## EXERCISE DETAILS
Make an exact copy of the data below, leaving out every picture.

## Data items
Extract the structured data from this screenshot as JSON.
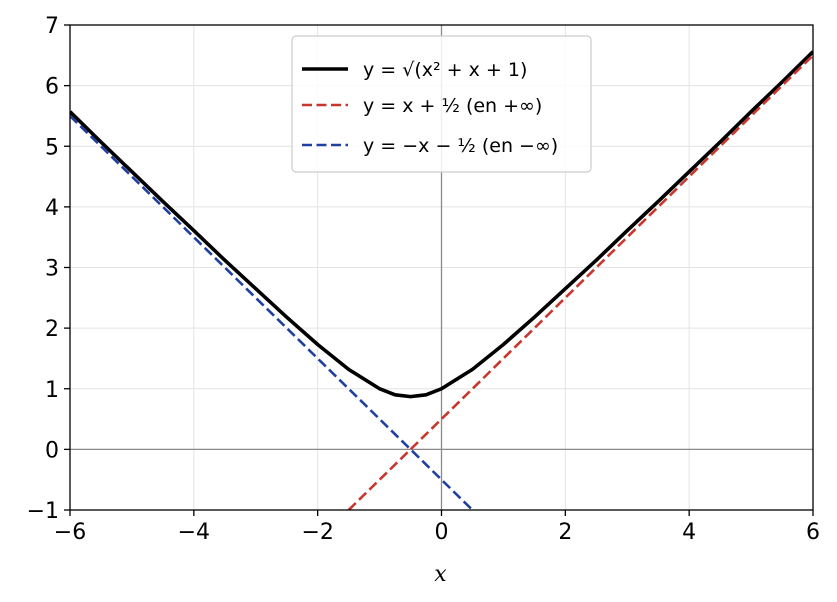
{
  "chart_data": {
    "type": "line",
    "title": "",
    "xlabel": "x",
    "ylabel": "",
    "xlim": [
      -6,
      6
    ],
    "ylim": [
      -1,
      7
    ],
    "x_ticks": [
      -6,
      -4,
      -2,
      0,
      2,
      4,
      6
    ],
    "y_ticks": [
      -1,
      0,
      1,
      2,
      3,
      4,
      5,
      6,
      7
    ],
    "x_tick_labels": [
      "−6",
      "−4",
      "−2",
      "0",
      "2",
      "4",
      "6"
    ],
    "y_tick_labels": [
      "−1",
      "0",
      "1",
      "2",
      "3",
      "4",
      "5",
      "6",
      "7"
    ],
    "grid": true,
    "reference_lines": {
      "x": 0,
      "y": 0
    },
    "legend_position": "top-center",
    "series": [
      {
        "name": "y = √(x² + x + 1)",
        "style": "solid",
        "color": "#000000",
        "x": [
          -6,
          -5.5,
          -5,
          -4.5,
          -4,
          -3.5,
          -3,
          -2.5,
          -2,
          -1.5,
          -1,
          -0.75,
          -0.5,
          -0.25,
          0,
          0.5,
          1,
          1.5,
          2,
          2.5,
          3,
          3.5,
          4,
          4.5,
          5,
          5.5,
          6
        ],
        "y": [
          5.57,
          5.07,
          4.58,
          4.09,
          3.61,
          3.12,
          2.65,
          2.18,
          1.73,
          1.32,
          1.0,
          0.9,
          0.87,
          0.9,
          1.0,
          1.32,
          1.73,
          2.18,
          2.65,
          3.12,
          3.61,
          4.09,
          4.58,
          5.07,
          5.57,
          6.06,
          6.56
        ]
      },
      {
        "name": "y = x + ½ (en +∞)",
        "style": "dashed",
        "color": "#c8372d",
        "x": [
          -1.5,
          6
        ],
        "y": [
          -1.0,
          6.5
        ]
      },
      {
        "name": "y = −x − ½ (en −∞)",
        "style": "dashed",
        "color": "#2040a0",
        "x": [
          -6,
          0.5
        ],
        "y": [
          5.5,
          -1.0
        ]
      }
    ]
  }
}
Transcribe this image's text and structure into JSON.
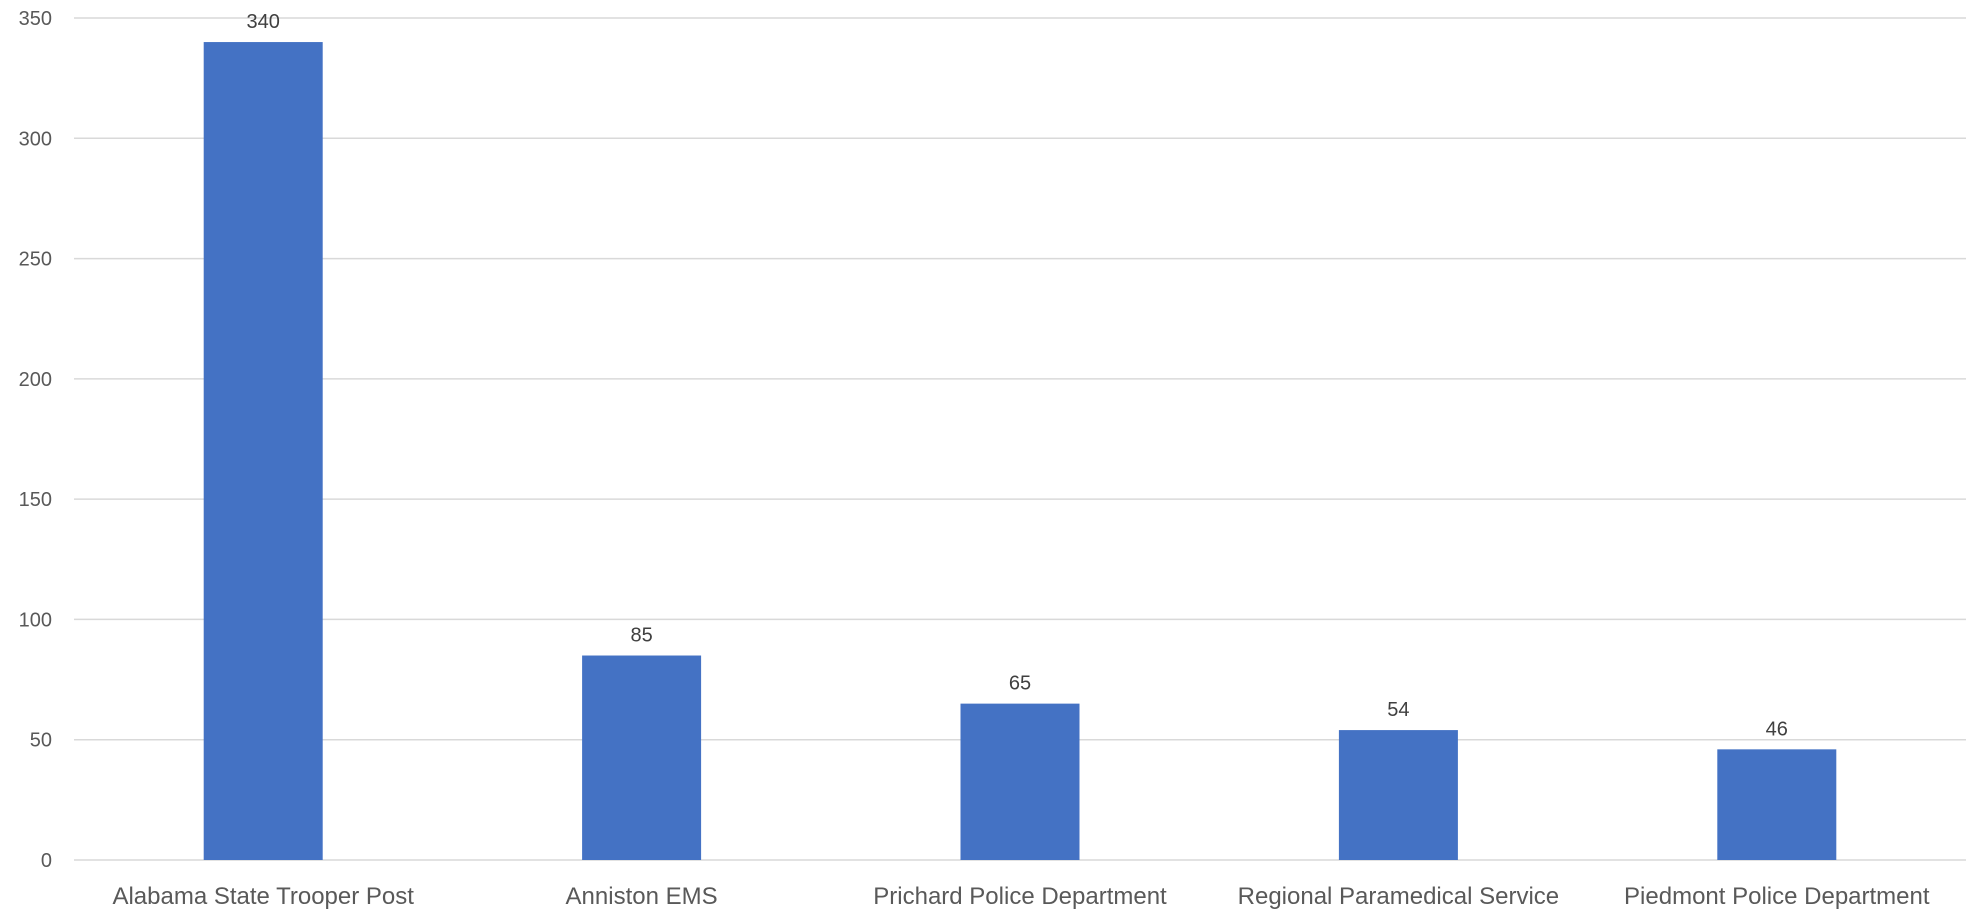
{
  "chart_data": {
    "type": "bar",
    "title": "",
    "xlabel": "",
    "ylabel": "",
    "categories": [
      "Alabama State Trooper Post",
      "Anniston EMS",
      "Prichard Police Department",
      "Regional Paramedical Service",
      "Piedmont Police Department"
    ],
    "values": [
      340,
      85,
      65,
      54,
      46
    ],
    "data_labels": [
      "340",
      "85",
      "65",
      "54",
      "46"
    ],
    "yticks": [
      0,
      50,
      100,
      150,
      200,
      250,
      300,
      350
    ],
    "ytick_labels": [
      "0",
      "50",
      "100",
      "150",
      "200",
      "250",
      "300",
      "350"
    ],
    "ylim": [
      0,
      350
    ],
    "grid": true,
    "legend": "none",
    "bar_color": "#4472c4"
  }
}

## THE COMPLETED TASK
Extract the structured data from this screenshot as JSON.
{
  "chart_data": {
    "type": "line",
    "title": "",
    "xlabel": "x",
    "ylabel": "",
    "xlim": [
      -6,
      6
    ],
    "ylim": [
      -1,
      7
    ],
    "x_ticks": [
      -6,
      -4,
      -2,
      0,
      2,
      4,
      6
    ],
    "y_ticks": [
      -1,
      0,
      1,
      2,
      3,
      4,
      5,
      6,
      7
    ],
    "x_tick_labels": [
      "−6",
      "−4",
      "−2",
      "0",
      "2",
      "4",
      "6"
    ],
    "y_tick_labels": [
      "−1",
      "0",
      "1",
      "2",
      "3",
      "4",
      "5",
      "6",
      "7"
    ],
    "grid": true,
    "reference_lines": {
      "x": 0,
      "y": 0
    },
    "legend_position": "top-center",
    "series": [
      {
        "name": "y = √(x² + x + 1)",
        "style": "solid",
        "color": "#000000",
        "x": [
          -6,
          -5.5,
          -5,
          -4.5,
          -4,
          -3.5,
          -3,
          -2.5,
          -2,
          -1.5,
          -1,
          -0.75,
          -0.5,
          -0.25,
          0,
          0.5,
          1,
          1.5,
          2,
          2.5,
          3,
          3.5,
          4,
          4.5,
          5,
          5.5,
          6
        ],
        "y": [
          5.57,
          5.07,
          4.58,
          4.09,
          3.61,
          3.12,
          2.65,
          2.18,
          1.73,
          1.32,
          1.0,
          0.9,
          0.87,
          0.9,
          1.0,
          1.32,
          1.73,
          2.18,
          2.65,
          3.12,
          3.61,
          4.09,
          4.58,
          5.07,
          5.57,
          6.06,
          6.56
        ]
      },
      {
        "name": "y = x + ½ (en +∞)",
        "style": "dashed",
        "color": "#c8372d",
        "x": [
          -1.5,
          6
        ],
        "y": [
          -1.0,
          6.5
        ]
      },
      {
        "name": "y = −x − ½ (en −∞)",
        "style": "dashed",
        "color": "#2040a0",
        "x": [
          -6,
          0.5
        ],
        "y": [
          5.5,
          -1.0
        ]
      }
    ]
  }
}
Transcribe this image's text and structure into JSON.
{
  "chart_data": {
    "type": "bar",
    "title": "",
    "xlabel": "",
    "ylabel": "",
    "categories": [
      "Alabama State Trooper Post",
      "Anniston EMS",
      "Prichard Police Department",
      "Regional Paramedical Service",
      "Piedmont Police Department"
    ],
    "values": [
      340,
      85,
      65,
      54,
      46
    ],
    "data_labels": [
      "340",
      "85",
      "65",
      "54",
      "46"
    ],
    "yticks": [
      0,
      50,
      100,
      150,
      200,
      250,
      300,
      350
    ],
    "ytick_labels": [
      "0",
      "50",
      "100",
      "150",
      "200",
      "250",
      "300",
      "350"
    ],
    "ylim": [
      0,
      350
    ],
    "grid": true,
    "legend": "none",
    "bar_color": "#4472c4"
  }
}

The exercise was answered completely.